## Provided data
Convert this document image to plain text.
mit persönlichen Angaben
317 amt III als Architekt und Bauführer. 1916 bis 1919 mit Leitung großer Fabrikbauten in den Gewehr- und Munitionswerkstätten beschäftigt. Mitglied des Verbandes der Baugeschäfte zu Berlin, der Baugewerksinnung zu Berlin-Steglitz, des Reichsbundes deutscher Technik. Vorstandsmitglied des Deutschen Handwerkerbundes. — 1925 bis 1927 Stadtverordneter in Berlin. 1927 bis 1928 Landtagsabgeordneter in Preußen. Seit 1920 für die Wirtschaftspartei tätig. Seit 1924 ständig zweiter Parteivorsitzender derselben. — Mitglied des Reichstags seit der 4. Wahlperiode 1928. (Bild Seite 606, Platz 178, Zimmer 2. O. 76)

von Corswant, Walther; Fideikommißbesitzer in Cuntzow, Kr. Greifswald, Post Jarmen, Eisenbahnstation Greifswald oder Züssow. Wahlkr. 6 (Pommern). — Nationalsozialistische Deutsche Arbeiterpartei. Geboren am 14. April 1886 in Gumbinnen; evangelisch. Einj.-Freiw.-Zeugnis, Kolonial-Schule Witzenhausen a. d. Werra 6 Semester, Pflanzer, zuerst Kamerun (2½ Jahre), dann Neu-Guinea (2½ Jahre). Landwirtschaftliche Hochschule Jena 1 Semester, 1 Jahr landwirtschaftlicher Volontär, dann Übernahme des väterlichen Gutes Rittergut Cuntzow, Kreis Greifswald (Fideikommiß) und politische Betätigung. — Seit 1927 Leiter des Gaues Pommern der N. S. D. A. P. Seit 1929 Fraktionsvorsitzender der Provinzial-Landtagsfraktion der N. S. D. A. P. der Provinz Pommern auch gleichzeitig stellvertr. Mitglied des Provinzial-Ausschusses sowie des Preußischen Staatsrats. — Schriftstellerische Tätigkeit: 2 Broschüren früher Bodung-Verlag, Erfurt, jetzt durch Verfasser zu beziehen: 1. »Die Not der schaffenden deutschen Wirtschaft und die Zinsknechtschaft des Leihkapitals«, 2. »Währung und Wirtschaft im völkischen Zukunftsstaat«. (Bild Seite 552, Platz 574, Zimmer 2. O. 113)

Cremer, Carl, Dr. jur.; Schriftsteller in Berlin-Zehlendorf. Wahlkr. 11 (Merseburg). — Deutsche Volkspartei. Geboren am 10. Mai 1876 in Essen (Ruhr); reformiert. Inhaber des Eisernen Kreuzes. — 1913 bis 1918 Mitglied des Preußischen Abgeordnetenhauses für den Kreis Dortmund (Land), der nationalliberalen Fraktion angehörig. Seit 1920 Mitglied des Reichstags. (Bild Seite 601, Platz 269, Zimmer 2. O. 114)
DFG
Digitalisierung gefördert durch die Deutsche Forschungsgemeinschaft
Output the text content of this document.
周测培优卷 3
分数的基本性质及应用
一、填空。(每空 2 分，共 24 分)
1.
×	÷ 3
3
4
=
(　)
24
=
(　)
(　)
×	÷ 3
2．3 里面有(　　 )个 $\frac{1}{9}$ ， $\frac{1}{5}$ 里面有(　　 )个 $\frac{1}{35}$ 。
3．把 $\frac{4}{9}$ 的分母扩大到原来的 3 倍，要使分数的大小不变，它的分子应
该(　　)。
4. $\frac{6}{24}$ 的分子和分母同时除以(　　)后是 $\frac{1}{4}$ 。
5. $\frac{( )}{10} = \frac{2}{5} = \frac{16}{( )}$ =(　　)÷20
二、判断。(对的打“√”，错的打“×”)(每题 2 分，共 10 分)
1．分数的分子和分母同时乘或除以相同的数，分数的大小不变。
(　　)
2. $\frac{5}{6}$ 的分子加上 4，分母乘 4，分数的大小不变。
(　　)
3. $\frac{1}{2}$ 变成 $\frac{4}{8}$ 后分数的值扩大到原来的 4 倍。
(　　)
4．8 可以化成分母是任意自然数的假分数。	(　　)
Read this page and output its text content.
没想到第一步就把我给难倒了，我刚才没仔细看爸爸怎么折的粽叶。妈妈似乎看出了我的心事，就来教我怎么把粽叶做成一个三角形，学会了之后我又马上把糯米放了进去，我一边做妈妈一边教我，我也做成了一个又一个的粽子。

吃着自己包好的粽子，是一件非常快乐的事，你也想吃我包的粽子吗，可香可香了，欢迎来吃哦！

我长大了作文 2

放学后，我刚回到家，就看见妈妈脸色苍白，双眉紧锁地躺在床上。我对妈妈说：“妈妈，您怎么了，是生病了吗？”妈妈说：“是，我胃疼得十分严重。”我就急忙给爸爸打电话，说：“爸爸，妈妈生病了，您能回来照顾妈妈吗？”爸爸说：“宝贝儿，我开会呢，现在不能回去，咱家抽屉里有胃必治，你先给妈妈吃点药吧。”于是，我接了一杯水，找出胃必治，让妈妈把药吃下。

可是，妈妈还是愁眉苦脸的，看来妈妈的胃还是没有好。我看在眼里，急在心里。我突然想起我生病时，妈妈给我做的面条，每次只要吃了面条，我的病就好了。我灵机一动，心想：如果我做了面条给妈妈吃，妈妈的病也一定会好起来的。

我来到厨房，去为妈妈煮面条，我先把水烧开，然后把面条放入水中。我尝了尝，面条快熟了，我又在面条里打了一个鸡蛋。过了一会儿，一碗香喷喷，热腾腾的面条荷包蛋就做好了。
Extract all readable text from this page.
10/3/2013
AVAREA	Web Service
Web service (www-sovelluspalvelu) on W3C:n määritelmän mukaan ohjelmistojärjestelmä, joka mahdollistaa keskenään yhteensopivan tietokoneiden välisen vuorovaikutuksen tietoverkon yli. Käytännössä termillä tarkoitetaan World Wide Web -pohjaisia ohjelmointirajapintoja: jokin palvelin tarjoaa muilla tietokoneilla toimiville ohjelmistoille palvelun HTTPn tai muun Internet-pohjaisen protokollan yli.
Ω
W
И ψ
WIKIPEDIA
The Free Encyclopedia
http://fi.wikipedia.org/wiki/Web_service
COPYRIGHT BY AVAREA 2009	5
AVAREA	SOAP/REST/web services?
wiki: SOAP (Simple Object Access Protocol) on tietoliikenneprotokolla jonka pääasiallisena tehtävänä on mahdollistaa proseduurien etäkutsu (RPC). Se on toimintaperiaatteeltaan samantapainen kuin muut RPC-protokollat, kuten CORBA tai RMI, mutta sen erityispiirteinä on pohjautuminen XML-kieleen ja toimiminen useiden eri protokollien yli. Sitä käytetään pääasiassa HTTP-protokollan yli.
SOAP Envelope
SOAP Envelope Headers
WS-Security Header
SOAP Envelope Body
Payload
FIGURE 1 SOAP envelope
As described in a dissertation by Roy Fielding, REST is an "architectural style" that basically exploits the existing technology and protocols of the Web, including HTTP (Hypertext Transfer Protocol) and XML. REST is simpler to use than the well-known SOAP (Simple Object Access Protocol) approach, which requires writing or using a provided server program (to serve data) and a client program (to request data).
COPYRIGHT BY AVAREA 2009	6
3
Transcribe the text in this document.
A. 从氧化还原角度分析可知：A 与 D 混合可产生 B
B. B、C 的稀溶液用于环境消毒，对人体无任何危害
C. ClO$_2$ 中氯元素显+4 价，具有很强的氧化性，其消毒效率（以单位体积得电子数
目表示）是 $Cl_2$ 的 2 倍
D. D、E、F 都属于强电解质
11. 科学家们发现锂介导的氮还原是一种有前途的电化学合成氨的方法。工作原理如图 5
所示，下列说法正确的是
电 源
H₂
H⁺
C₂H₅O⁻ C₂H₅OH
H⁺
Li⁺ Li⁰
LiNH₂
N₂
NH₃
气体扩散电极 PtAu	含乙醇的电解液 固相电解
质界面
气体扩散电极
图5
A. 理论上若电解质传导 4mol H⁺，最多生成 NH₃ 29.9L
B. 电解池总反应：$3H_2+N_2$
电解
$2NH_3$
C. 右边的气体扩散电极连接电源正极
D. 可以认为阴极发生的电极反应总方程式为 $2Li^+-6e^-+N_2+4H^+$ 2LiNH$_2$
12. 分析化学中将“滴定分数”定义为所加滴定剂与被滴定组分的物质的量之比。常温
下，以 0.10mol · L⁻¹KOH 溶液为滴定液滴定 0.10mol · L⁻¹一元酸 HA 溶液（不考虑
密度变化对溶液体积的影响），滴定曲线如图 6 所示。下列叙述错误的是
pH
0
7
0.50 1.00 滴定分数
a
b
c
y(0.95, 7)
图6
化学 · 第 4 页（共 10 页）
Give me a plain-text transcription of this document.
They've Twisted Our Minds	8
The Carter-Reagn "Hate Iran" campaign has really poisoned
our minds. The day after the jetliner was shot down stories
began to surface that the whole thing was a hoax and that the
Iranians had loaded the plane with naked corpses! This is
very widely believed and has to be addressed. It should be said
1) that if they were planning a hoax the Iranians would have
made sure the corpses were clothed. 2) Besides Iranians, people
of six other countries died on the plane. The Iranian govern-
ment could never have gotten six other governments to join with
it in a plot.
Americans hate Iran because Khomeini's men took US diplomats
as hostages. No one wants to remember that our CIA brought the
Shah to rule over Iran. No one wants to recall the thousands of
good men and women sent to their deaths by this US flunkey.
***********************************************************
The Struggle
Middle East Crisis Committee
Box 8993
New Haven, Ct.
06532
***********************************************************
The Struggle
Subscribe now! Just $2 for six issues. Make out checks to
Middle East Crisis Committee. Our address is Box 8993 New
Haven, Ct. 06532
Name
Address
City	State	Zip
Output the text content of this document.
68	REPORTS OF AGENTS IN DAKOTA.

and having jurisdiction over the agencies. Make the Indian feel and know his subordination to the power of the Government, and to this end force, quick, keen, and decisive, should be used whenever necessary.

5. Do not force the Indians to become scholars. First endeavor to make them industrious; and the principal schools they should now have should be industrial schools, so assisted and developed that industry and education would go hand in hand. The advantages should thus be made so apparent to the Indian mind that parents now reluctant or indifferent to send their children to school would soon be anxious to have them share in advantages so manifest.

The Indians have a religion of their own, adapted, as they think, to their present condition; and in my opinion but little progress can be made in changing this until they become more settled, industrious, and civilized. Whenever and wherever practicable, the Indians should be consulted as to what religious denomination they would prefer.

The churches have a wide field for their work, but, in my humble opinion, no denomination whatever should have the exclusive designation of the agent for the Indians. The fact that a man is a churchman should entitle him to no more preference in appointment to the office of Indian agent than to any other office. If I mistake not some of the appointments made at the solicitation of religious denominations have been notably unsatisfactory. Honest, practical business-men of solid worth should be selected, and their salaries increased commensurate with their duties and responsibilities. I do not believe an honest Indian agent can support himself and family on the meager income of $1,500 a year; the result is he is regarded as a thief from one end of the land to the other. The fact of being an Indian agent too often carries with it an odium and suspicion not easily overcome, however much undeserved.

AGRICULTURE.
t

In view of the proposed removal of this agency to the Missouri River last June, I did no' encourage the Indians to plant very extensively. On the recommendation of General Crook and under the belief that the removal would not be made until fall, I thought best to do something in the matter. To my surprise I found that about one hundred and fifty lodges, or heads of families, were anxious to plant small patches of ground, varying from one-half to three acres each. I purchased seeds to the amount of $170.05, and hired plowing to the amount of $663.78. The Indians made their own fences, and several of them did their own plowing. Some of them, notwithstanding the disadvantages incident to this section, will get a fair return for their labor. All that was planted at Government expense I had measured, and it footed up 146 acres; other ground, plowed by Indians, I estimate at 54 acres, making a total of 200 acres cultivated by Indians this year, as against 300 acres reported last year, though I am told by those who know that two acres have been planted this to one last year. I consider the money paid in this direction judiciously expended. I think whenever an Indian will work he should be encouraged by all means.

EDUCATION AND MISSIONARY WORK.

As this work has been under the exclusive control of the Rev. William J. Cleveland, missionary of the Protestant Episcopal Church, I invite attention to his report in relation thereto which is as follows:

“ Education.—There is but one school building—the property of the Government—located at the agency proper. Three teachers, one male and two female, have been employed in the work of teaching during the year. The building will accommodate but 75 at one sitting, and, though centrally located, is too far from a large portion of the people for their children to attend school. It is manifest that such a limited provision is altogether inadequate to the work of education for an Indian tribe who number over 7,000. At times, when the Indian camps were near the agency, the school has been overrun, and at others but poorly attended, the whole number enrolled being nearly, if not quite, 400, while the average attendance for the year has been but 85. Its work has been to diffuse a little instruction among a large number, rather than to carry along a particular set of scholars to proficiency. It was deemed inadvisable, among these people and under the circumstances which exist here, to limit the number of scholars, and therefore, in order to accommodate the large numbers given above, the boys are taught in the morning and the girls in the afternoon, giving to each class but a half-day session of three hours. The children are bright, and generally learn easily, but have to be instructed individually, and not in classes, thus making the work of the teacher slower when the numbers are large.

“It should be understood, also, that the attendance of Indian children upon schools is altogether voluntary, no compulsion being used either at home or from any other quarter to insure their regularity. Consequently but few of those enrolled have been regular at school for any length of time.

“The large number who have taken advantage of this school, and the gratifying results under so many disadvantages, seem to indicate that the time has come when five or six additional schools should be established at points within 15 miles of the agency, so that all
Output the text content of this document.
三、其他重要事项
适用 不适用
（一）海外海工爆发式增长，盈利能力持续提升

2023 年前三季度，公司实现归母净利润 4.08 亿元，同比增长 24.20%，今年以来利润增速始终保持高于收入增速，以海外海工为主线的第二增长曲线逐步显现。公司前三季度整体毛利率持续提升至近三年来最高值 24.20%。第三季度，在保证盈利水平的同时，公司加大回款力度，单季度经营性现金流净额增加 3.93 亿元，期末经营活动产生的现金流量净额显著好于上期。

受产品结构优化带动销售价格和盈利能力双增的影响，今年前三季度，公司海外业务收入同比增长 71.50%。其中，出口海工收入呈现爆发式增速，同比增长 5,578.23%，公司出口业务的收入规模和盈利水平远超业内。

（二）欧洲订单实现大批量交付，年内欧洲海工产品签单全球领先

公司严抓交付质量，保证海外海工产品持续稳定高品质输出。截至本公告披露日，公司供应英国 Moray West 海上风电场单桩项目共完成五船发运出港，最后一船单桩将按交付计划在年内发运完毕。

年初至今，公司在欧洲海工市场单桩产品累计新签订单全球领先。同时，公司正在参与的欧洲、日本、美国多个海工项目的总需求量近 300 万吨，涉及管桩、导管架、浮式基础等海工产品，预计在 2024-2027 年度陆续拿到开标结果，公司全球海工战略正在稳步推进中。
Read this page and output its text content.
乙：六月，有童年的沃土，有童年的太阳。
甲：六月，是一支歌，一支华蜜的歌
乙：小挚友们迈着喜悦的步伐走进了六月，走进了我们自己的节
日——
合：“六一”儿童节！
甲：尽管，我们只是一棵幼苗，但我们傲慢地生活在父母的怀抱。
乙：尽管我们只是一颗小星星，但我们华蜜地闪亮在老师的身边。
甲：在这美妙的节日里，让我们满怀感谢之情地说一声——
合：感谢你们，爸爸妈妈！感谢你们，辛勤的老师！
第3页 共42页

## Short problem
From the entries above, copy every line containing the word "SOAP".

## Result of the exercise
AVAREA	SOAP/REST/web services?
wiki: SOAP (Simple Object Access Protocol) on tietoliikenneprotokolla jonka pääasiallisena tehtävänä on mahdollistaa proseduurien etäkutsu (RPC). Se on toimintaperiaatteeltaan samantapainen kuin muut RPC-protokollat, kuten CORBA tai RMI, mutta sen erityispiirteinä on pohjautuminen XML-kieleen ja toimiminen useiden eri protokollien yli. Sitä käytetään pääasiassa HTTP-protokollan yli.
SOAP Envelope
SOAP Envelope Headers
SOAP Envelope Body
FIGURE 1 SOAP envelope
As described in a dissertation by Roy Fielding, REST is an "architectural style" that basically exploits the existing technology and protocols of the Web, including HTTP (Hypertext Transfer Protocol) and XML. REST is simpler to use than the well-known SOAP (Simple Object Access Protocol) approach, which requires writing or using a provided server program (to serve data) and a client program (to request data).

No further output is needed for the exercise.